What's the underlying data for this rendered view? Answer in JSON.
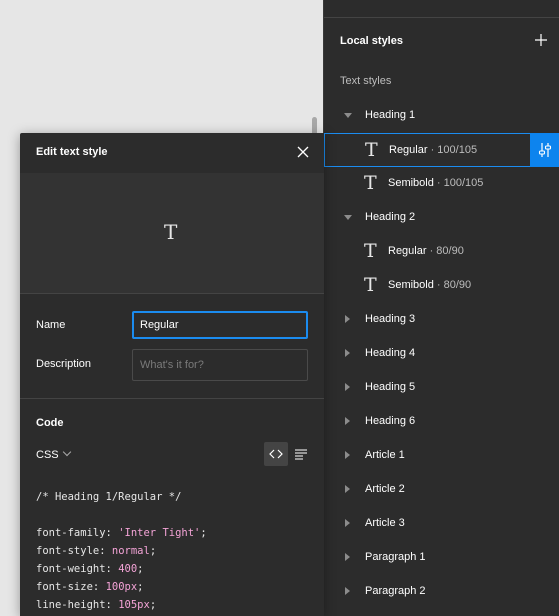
{
  "panel": {
    "title": "Local styles",
    "add_icon": "plus-icon",
    "section_label": "Text styles",
    "rows": [
      {
        "kind": "group",
        "label": "Heading 1",
        "expanded": true
      },
      {
        "kind": "style",
        "name": "Regular",
        "meta": " · 100/105",
        "selected": true
      },
      {
        "kind": "style",
        "name": "Semibold",
        "meta": " · 100/105"
      },
      {
        "kind": "group",
        "label": "Heading 2",
        "expanded": true
      },
      {
        "kind": "style",
        "name": "Regular",
        "meta": " · 80/90"
      },
      {
        "kind": "style",
        "name": "Semibold",
        "meta": " · 80/90"
      },
      {
        "kind": "group",
        "label": "Heading 3"
      },
      {
        "kind": "group",
        "label": "Heading 4"
      },
      {
        "kind": "group",
        "label": "Heading 5"
      },
      {
        "kind": "group",
        "label": "Heading 6"
      },
      {
        "kind": "group",
        "label": "Article 1"
      },
      {
        "kind": "group",
        "label": "Article 2"
      },
      {
        "kind": "group",
        "label": "Article 3"
      },
      {
        "kind": "group",
        "label": "Paragraph 1"
      },
      {
        "kind": "group",
        "label": "Paragraph 2"
      }
    ]
  },
  "dialog": {
    "title": "Edit text style",
    "preview_glyph": "T",
    "name_label": "Name",
    "name_value": "Regular",
    "description_label": "Description",
    "description_placeholder": "What's it for?",
    "code_header": "Code",
    "language": "CSS",
    "code": {
      "comment": "/* Heading 1/Regular */",
      "lines": [
        {
          "prop": "font-family",
          "value": "'Inter Tight'"
        },
        {
          "prop": "font-style",
          "value": "normal"
        },
        {
          "prop": "font-weight",
          "value": "400"
        },
        {
          "prop": "font-size",
          "value": "100px"
        },
        {
          "prop": "line-height",
          "value": "105px"
        }
      ]
    }
  },
  "colors": {
    "accent": "#0d84ee",
    "panel_bg": "#2c2c2c",
    "code_value": "#f3a3d6"
  }
}
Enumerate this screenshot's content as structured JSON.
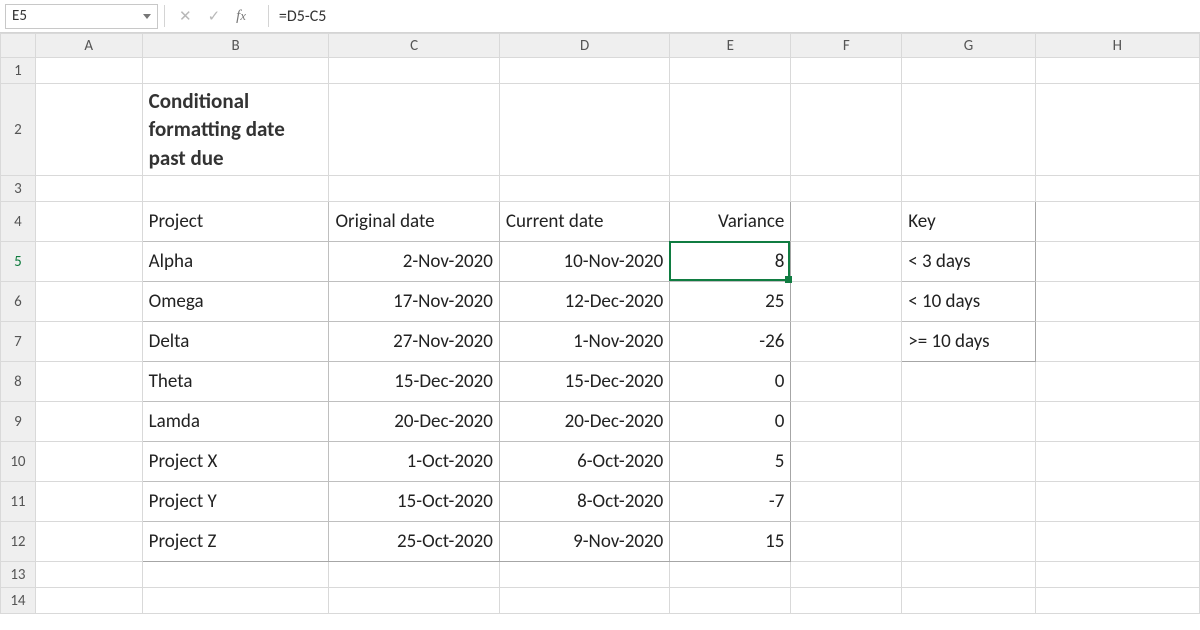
{
  "formula_bar": {
    "cell_ref": "E5",
    "formula": "=D5-C5"
  },
  "columns": [
    "A",
    "B",
    "C",
    "D",
    "E",
    "F",
    "G",
    "H"
  ],
  "rows": [
    "1",
    "2",
    "3",
    "4",
    "5",
    "6",
    "7",
    "8",
    "9",
    "10",
    "11",
    "12",
    "13",
    "14"
  ],
  "active": {
    "col": "E",
    "row": "5"
  },
  "title": "Conditional formatting date past due",
  "main_headers": {
    "project": "Project",
    "original": "Original date",
    "current": "Current date",
    "variance": "Variance"
  },
  "data": [
    {
      "project": "Alpha",
      "original": "2-Nov-2020",
      "current": "10-Nov-2020",
      "variance": "8",
      "fill": "yellow"
    },
    {
      "project": "Omega",
      "original": "17-Nov-2020",
      "current": "12-Dec-2020",
      "variance": "25",
      "fill": "orange"
    },
    {
      "project": "Delta",
      "original": "27-Nov-2020",
      "current": "1-Nov-2020",
      "variance": "-26",
      "fill": "green"
    },
    {
      "project": "Theta",
      "original": "15-Dec-2020",
      "current": "15-Dec-2020",
      "variance": "0",
      "fill": "green"
    },
    {
      "project": "Lamda",
      "original": "20-Dec-2020",
      "current": "20-Dec-2020",
      "variance": "0",
      "fill": "green"
    },
    {
      "project": "Project X",
      "original": "1-Oct-2020",
      "current": "6-Oct-2020",
      "variance": "5",
      "fill": "yellow"
    },
    {
      "project": "Project Y",
      "original": "15-Oct-2020",
      "current": "8-Oct-2020",
      "variance": "-7",
      "fill": "green"
    },
    {
      "project": "Project Z",
      "original": "25-Oct-2020",
      "current": "9-Nov-2020",
      "variance": "15",
      "fill": "orange"
    }
  ],
  "key": {
    "header": "Key",
    "items": [
      {
        "label": "< 3 days",
        "fill": "green"
      },
      {
        "label": "< 10 days",
        "fill": "yellow"
      },
      {
        "label": ">= 10 days",
        "fill": "orange"
      }
    ]
  }
}
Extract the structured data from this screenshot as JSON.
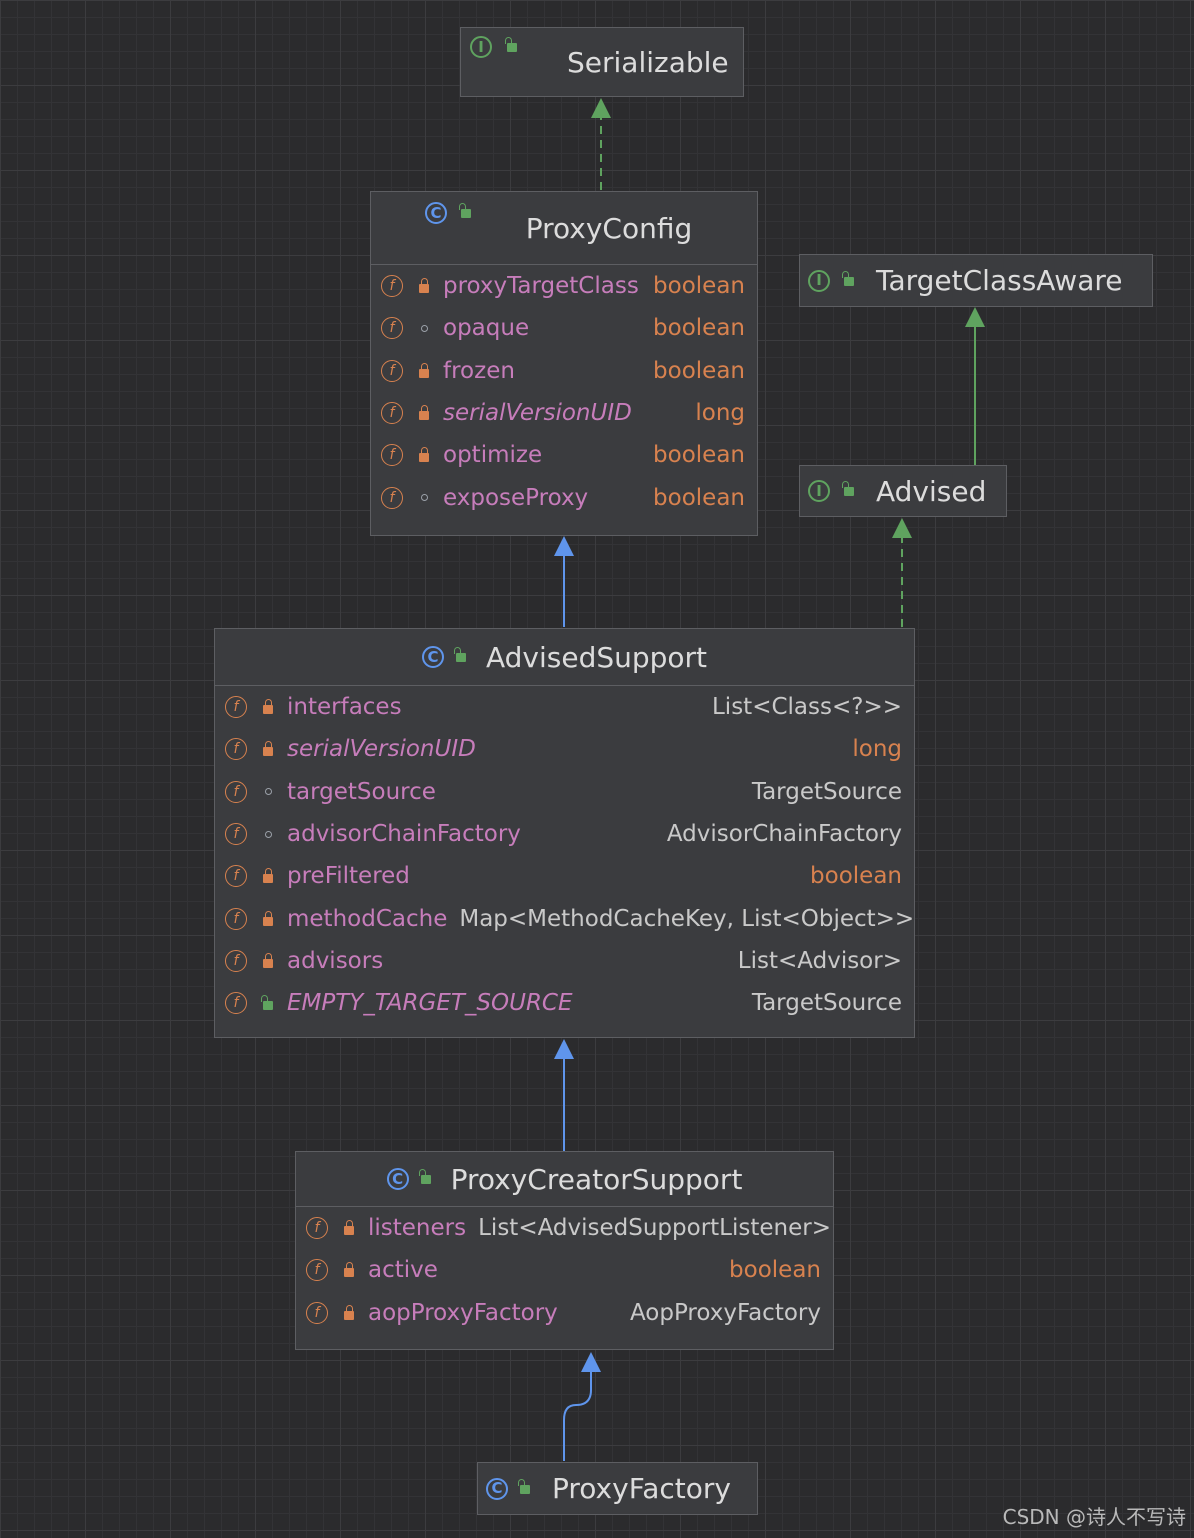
{
  "nodes": {
    "serializable": {
      "name": "Serializable",
      "kind": "interface"
    },
    "target_class_aware": {
      "name": "TargetClassAware",
      "kind": "interface"
    },
    "advised": {
      "name": "Advised",
      "kind": "interface"
    },
    "proxy_config": {
      "name": "ProxyConfig",
      "kind": "class",
      "fields": [
        {
          "name": "proxyTargetClass",
          "type": "boolean",
          "access": "private",
          "static": false,
          "primitive": true
        },
        {
          "name": "opaque",
          "type": "boolean",
          "access": "package",
          "static": false,
          "primitive": true
        },
        {
          "name": "frozen",
          "type": "boolean",
          "access": "private",
          "static": false,
          "primitive": true
        },
        {
          "name": "serialVersionUID",
          "type": "long",
          "access": "private",
          "static": true,
          "primitive": true
        },
        {
          "name": "optimize",
          "type": "boolean",
          "access": "private",
          "static": false,
          "primitive": true
        },
        {
          "name": "exposeProxy",
          "type": "boolean",
          "access": "package",
          "static": false,
          "primitive": true
        }
      ]
    },
    "advised_support": {
      "name": "AdvisedSupport",
      "kind": "class",
      "fields": [
        {
          "name": "interfaces",
          "type": "List<Class<?>>",
          "access": "private",
          "static": false,
          "primitive": false
        },
        {
          "name": "serialVersionUID",
          "type": "long",
          "access": "private",
          "static": true,
          "primitive": true
        },
        {
          "name": "targetSource",
          "type": "TargetSource",
          "access": "package",
          "static": false,
          "primitive": false
        },
        {
          "name": "advisorChainFactory",
          "type": "AdvisorChainFactory",
          "access": "package",
          "static": false,
          "primitive": false
        },
        {
          "name": "preFiltered",
          "type": "boolean",
          "access": "private",
          "static": false,
          "primitive": true
        },
        {
          "name": "methodCache",
          "type": "Map<MethodCacheKey, List<Object>>",
          "access": "private",
          "static": false,
          "primitive": false
        },
        {
          "name": "advisors",
          "type": "List<Advisor>",
          "access": "private",
          "static": false,
          "primitive": false
        },
        {
          "name": "EMPTY_TARGET_SOURCE",
          "type": "TargetSource",
          "access": "public",
          "static": true,
          "primitive": false
        }
      ]
    },
    "proxy_creator_support": {
      "name": "ProxyCreatorSupport",
      "kind": "class",
      "fields": [
        {
          "name": "listeners",
          "type": "List<AdvisedSupportListener>",
          "access": "private",
          "static": false,
          "primitive": false
        },
        {
          "name": "active",
          "type": "boolean",
          "access": "private",
          "static": false,
          "primitive": true
        },
        {
          "name": "aopProxyFactory",
          "type": "AopProxyFactory",
          "access": "private",
          "static": false,
          "primitive": false
        }
      ]
    },
    "proxy_factory": {
      "name": "ProxyFactory",
      "kind": "class"
    }
  },
  "relations": [
    {
      "from": "proxy_config",
      "to": "serializable",
      "type": "implements"
    },
    {
      "from": "advised",
      "to": "target_class_aware",
      "type": "extends"
    },
    {
      "from": "advised_support",
      "to": "proxy_config",
      "type": "extends"
    },
    {
      "from": "advised_support",
      "to": "advised",
      "type": "implements"
    },
    {
      "from": "proxy_creator_support",
      "to": "advised_support",
      "type": "extends"
    },
    {
      "from": "proxy_factory",
      "to": "proxy_creator_support",
      "type": "extends"
    }
  ],
  "colors": {
    "background": "#2b2b2d",
    "extends_edge": "#5f95ec",
    "implements_edge": "#5fa35f",
    "field_name": "#c77dbb",
    "primitive_type": "#d8824f",
    "type": "#c9c9c9"
  },
  "watermark": "CSDN @诗人不写诗"
}
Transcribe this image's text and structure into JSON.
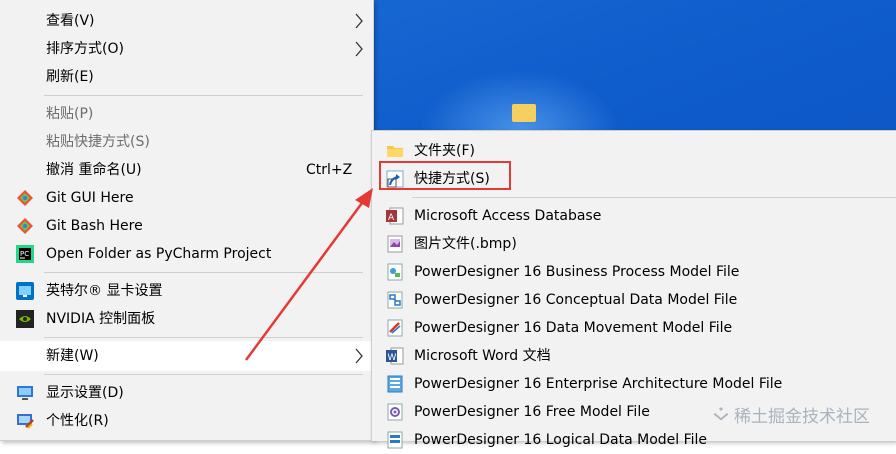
{
  "main_menu": {
    "items": [
      {
        "label": "查看(V)",
        "submenu": true,
        "icon": null
      },
      {
        "label": "排序方式(O)",
        "submenu": true,
        "icon": null
      },
      {
        "label": "刷新(E)",
        "icon": null
      },
      {
        "label": "粘贴(P)",
        "disabled": true,
        "icon": null
      },
      {
        "label": "粘贴快捷方式(S)",
        "disabled": true,
        "icon": null
      },
      {
        "label": "撤消 重命名(U)",
        "shortcut": "Ctrl+Z",
        "icon": null
      },
      {
        "label": "Git GUI Here",
        "icon": "git-diamond-icon"
      },
      {
        "label": "Git Bash Here",
        "icon": "git-diamond-icon"
      },
      {
        "label": "Open Folder as PyCharm Project",
        "icon": "pycharm-icon"
      },
      {
        "label": "英特尔® 显卡设置",
        "icon": "intel-graphics-icon"
      },
      {
        "label": "NVIDIA 控制面板",
        "icon": "nvidia-icon"
      },
      {
        "label": "新建(W)",
        "submenu": true,
        "highlighted": true,
        "icon": null
      },
      {
        "label": "显示设置(D)",
        "icon": "display-settings-icon"
      },
      {
        "label": "个性化(R)",
        "icon": "personalize-icon"
      }
    ]
  },
  "sub_menu": {
    "items": [
      {
        "label": "文件夹(F)",
        "icon": "folder-icon"
      },
      {
        "label": "快捷方式(S)",
        "icon": "shortcut-icon",
        "annotated": true
      },
      {
        "label": "Microsoft Access Database",
        "icon": "access-icon"
      },
      {
        "label": "图片文件(.bmp)",
        "icon": "bitmap-icon"
      },
      {
        "label": "PowerDesigner 16 Business Process Model File",
        "icon": "powerdesigner-bpm-icon"
      },
      {
        "label": "PowerDesigner 16 Conceptual Data Model File",
        "icon": "powerdesigner-cdm-icon"
      },
      {
        "label": "PowerDesigner 16 Data Movement Model File",
        "icon": "powerdesigner-dmm-icon"
      },
      {
        "label": "Microsoft Word 文档",
        "icon": "word-icon"
      },
      {
        "label": "PowerDesigner 16 Enterprise Architecture Model File",
        "icon": "powerdesigner-eam-icon"
      },
      {
        "label": "PowerDesigner 16 Free Model File",
        "icon": "powerdesigner-fem-icon"
      },
      {
        "label": "PowerDesigner 16 Logical Data Model File",
        "icon": "powerdesigner-ldm-icon"
      }
    ]
  },
  "annotation": {
    "color": "#e53935"
  },
  "watermark": {
    "text": "稀土掘金技术社区"
  },
  "colors": {
    "menu_bg": "#f2f2f2",
    "desktop": "#0f5ccc",
    "highlight": "#ffffff"
  }
}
··········
### To do
Give the number of lines where the string "Paragraph" occurs, without any further text.

### Final answer
2